Lo importante es no aflojar

Ahora alquila un monoambiente a diez cuadras de la universidad. Trabaja en un local todo el día, y cuando termina su turno encara para empezar la cursada hasta las diez u once de la noche. Pero no siempre fue así. Cuando arrancó, vivía a unas treinta cuadras con su mamá, su abuela y sus hermanas. Le tocaba la cama del comedor.

Hizo el curso de ingreso y justo en ese momento empezó la pandemia. Todo el entusiasmo por esa carrera que tanto deseaba lo tuvo que concentrar en una cosa: no aflojar.

Sin pieza propia ni computadora, la cursada virtual la podía hacer pero solamente desde el celular, cuando su abuela le cedía la habitación. Con 17 años y sin poder trabajar, sus padrinos muy presentes la ayudaban con las fotocopias y el crédito para tener acceso a internet.

#### TAREAS
**1.** Según el texto para leer, ¿quiénes ayudaban con las fotocopias y el crédito para tener acceso a internet?
**2.** Devuelva sin cambios el tramo del texto para leer que va desde "Hizo el curso" hasta "acceso a internet.".

#### DATOS DISPONIBLES
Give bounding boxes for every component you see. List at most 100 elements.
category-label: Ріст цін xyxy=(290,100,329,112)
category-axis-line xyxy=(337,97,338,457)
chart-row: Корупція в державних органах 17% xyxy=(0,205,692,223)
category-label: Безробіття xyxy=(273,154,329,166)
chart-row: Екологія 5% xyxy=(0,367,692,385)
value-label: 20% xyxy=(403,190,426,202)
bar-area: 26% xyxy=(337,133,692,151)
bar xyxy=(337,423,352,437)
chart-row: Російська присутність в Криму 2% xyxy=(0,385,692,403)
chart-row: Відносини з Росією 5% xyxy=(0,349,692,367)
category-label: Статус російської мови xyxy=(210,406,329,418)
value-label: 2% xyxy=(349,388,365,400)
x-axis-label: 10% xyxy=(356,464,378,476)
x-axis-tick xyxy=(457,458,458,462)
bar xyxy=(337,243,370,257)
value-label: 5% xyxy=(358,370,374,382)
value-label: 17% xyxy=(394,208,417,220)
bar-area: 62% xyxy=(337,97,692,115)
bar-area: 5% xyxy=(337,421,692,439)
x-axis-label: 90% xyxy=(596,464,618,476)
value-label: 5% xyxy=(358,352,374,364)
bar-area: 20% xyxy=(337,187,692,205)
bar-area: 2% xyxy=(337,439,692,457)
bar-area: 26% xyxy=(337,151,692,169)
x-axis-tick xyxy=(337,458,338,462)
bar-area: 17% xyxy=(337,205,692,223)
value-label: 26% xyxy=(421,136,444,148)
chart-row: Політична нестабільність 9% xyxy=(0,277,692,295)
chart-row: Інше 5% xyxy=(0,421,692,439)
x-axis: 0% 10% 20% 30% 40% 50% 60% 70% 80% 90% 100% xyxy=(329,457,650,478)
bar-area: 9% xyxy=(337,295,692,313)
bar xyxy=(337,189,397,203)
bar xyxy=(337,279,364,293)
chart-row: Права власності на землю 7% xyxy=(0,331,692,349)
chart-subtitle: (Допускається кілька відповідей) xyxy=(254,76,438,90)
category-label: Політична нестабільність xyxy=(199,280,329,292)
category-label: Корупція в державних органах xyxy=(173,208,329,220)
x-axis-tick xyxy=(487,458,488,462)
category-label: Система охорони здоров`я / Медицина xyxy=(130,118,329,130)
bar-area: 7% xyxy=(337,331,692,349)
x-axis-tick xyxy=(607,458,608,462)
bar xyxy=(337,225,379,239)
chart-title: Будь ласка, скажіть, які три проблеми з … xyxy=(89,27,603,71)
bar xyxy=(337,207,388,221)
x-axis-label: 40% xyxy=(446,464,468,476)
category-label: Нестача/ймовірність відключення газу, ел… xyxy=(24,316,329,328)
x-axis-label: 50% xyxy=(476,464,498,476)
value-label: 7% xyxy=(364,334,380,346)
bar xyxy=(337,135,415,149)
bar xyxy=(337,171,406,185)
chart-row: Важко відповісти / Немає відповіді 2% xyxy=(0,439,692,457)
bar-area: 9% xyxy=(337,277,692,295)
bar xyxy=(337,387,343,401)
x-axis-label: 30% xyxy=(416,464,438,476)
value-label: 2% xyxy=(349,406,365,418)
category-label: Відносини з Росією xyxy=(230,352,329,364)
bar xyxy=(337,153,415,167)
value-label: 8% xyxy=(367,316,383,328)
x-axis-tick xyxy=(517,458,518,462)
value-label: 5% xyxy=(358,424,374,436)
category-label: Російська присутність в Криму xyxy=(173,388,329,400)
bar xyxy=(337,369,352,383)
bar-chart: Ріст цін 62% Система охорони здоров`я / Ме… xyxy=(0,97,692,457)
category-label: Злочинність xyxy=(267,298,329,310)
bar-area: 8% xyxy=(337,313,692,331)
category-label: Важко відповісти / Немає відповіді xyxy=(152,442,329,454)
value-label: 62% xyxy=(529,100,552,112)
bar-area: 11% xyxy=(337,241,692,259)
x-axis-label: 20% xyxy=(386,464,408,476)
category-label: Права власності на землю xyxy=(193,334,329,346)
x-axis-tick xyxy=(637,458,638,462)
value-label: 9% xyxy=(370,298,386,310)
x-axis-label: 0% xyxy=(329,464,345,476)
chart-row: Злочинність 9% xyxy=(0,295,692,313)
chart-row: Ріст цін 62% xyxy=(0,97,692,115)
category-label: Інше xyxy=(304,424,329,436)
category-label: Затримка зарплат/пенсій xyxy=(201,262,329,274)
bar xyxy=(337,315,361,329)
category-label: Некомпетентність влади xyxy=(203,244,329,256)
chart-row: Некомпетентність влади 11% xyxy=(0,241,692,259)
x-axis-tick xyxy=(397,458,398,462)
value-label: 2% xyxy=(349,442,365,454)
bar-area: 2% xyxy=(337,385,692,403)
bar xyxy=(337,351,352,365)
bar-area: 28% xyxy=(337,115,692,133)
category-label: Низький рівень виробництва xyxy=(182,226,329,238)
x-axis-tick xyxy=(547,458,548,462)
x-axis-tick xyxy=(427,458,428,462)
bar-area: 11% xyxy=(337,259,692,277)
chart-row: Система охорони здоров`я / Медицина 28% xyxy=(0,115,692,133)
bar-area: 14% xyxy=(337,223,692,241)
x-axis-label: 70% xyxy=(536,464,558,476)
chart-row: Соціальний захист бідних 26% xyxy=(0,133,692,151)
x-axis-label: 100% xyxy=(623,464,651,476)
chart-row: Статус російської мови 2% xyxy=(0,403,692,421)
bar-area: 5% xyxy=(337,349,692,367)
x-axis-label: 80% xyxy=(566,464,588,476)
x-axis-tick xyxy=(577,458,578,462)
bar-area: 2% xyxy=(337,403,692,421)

#### RESPUESTAS
**1.** Sus padrinos.

**2.**
Hizo el curso de ingreso y justo en ese momento empezó la pandemia. Todo el entusiasmo por esa carrera que tanto deseaba lo tuvo que concentrar en una cosa: no aflojar.

Sin pieza propia ni computadora, la cursada virtual la podía hacer pero solamente desde el celular, cuando su abuela le cedía la habitación. Con 17 años y sin poder trabajar, sus padrinos muy presentes la ayudaban con las fotocopias y el crédito para tener acceso a internet.